• **Goal**
Skip the pictures and extract all of the lines exactly as written.

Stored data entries
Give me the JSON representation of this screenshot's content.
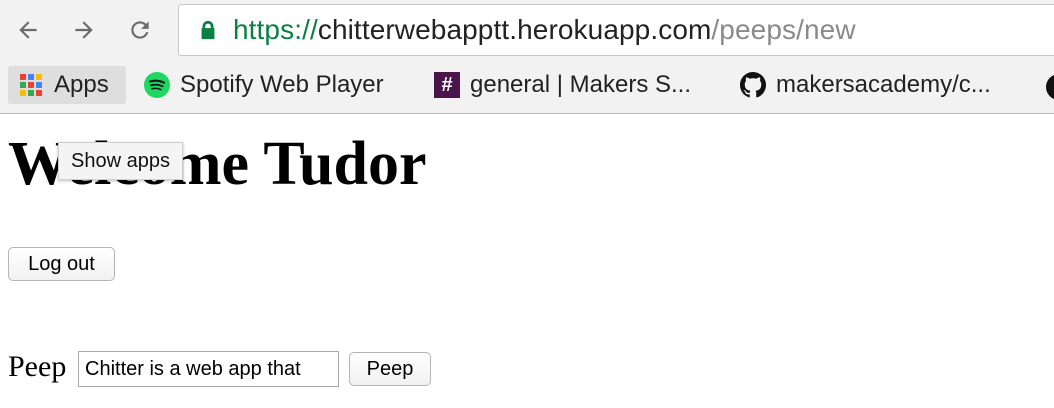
{
  "browser": {
    "url_scheme": "https://",
    "url_host": "chitterwebapptt.herokuapp.com",
    "url_path": "/peeps/new",
    "bookmarks": [
      {
        "label": "Apps"
      },
      {
        "label": "Spotify Web Player"
      },
      {
        "label": "general | Makers S..."
      },
      {
        "label": "makersacademy/c..."
      }
    ],
    "tooltip": "Show apps"
  },
  "page": {
    "title": "Welcome Tudor",
    "logout_label": "Log out",
    "peep_label": "Peep",
    "peep_value": "Chitter is a web app that",
    "peep_button_label": "Peep"
  },
  "colors": {
    "secure_green": "#0b8043",
    "spotify_green": "#1ed760",
    "slack_purple": "#4a154b"
  }
}
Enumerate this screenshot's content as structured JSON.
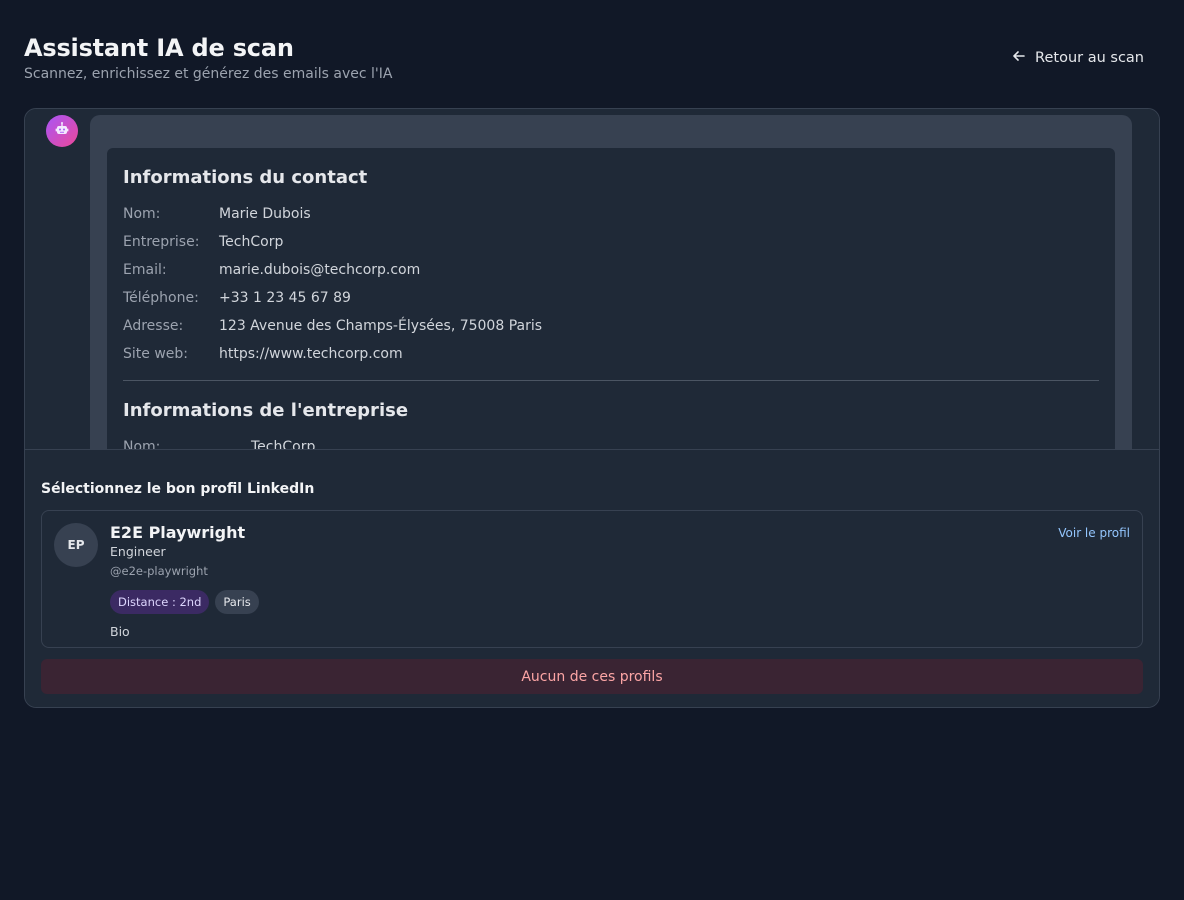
{
  "header": {
    "title": "Assistant IA de scan",
    "subtitle": "Scannez, enrichissez et générez des emails avec l'IA",
    "back_label": "Retour au scan",
    "back_icon": "arrow-left-icon"
  },
  "chat": {
    "bot_icon": "robot-icon",
    "contact": {
      "title": "Informations du contact",
      "rows": [
        {
          "label": "Nom:",
          "value": "Marie Dubois"
        },
        {
          "label": "Entreprise:",
          "value": "TechCorp"
        },
        {
          "label": "Email:",
          "value": "marie.dubois@techcorp.com"
        },
        {
          "label": "Téléphone:",
          "value": "+33 1 23 45 67 89"
        },
        {
          "label": "Adresse:",
          "value": "123 Avenue des Champs-Élysées, 75008 Paris"
        },
        {
          "label": "Site web:",
          "value": "https://www.techcorp.com"
        }
      ]
    },
    "company": {
      "title": "Informations de l'entreprise",
      "rows": [
        {
          "label": "Nom:",
          "value": "TechCorp"
        }
      ]
    }
  },
  "linkedin": {
    "title": "Sélectionnez le bon profil LinkedIn",
    "profile": {
      "initials": "EP",
      "name": "E2E Playwright",
      "role": "Engineer",
      "handle": "@e2e-playwright",
      "distance": "Distance : 2nd",
      "location": "Paris",
      "bio": "Bio",
      "view_label": "Voir le profil"
    },
    "none_label": "Aucun de ces profils"
  },
  "colors": {
    "background": "#111827",
    "panel": "#1f2937",
    "accent_link": "#93c5fd",
    "danger_text": "#fca5a5",
    "avatar_gradient_start": "#a855f7",
    "avatar_gradient_end": "#ec4899"
  }
}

• **Result**
Give me the JSON representation of this screenshot's content.
{
  "browser": {
    "url_scheme": "https://",
    "url_host": "chitterwebapptt.herokuapp.com",
    "url_path": "/peeps/new",
    "bookmarks": [
      {
        "label": "Apps"
      },
      {
        "label": "Spotify Web Player"
      },
      {
        "label": "general | Makers S..."
      },
      {
        "label": "makersacademy/c..."
      }
    ],
    "tooltip": "Show apps"
  },
  "page": {
    "title": "Welcome Tudor",
    "logout_label": "Log out",
    "peep_label": "Peep",
    "peep_value": "Chitter is a web app that",
    "peep_button_label": "Peep"
  },
  "colors": {
    "secure_green": "#0b8043",
    "spotify_green": "#1ed760",
    "slack_purple": "#4a154b"
  }
}
Enumerate this screenshot's content as structured JSON.
{
  "header": {
    "title": "Assistant IA de scan",
    "subtitle": "Scannez, enrichissez et générez des emails avec l'IA",
    "back_label": "Retour au scan",
    "back_icon": "arrow-left-icon"
  },
  "chat": {
    "bot_icon": "robot-icon",
    "contact": {
      "title": "Informations du contact",
      "rows": [
        {
          "label": "Nom:",
          "value": "Marie Dubois"
        },
        {
          "label": "Entreprise:",
          "value": "TechCorp"
        },
        {
          "label": "Email:",
          "value": "marie.dubois@techcorp.com"
        },
        {
          "label": "Téléphone:",
          "value": "+33 1 23 45 67 89"
        },
        {
          "label": "Adresse:",
          "value": "123 Avenue des Champs-Élysées, 75008 Paris"
        },
        {
          "label": "Site web:",
          "value": "https://www.techcorp.com"
        }
      ]
    },
    "company": {
      "title": "Informations de l'entreprise",
      "rows": [
        {
          "label": "Nom:",
          "value": "TechCorp"
        }
      ]
    }
  },
  "linkedin": {
    "title": "Sélectionnez le bon profil LinkedIn",
    "profile": {
      "initials": "EP",
      "name": "E2E Playwright",
      "role": "Engineer",
      "handle": "@e2e-playwright",
      "distance": "Distance : 2nd",
      "location": "Paris",
      "bio": "Bio",
      "view_label": "Voir le profil"
    },
    "none_label": "Aucun de ces profils"
  },
  "colors": {
    "background": "#111827",
    "panel": "#1f2937",
    "accent_link": "#93c5fd",
    "danger_text": "#fca5a5",
    "avatar_gradient_start": "#a855f7",
    "avatar_gradient_end": "#ec4899"
  }
}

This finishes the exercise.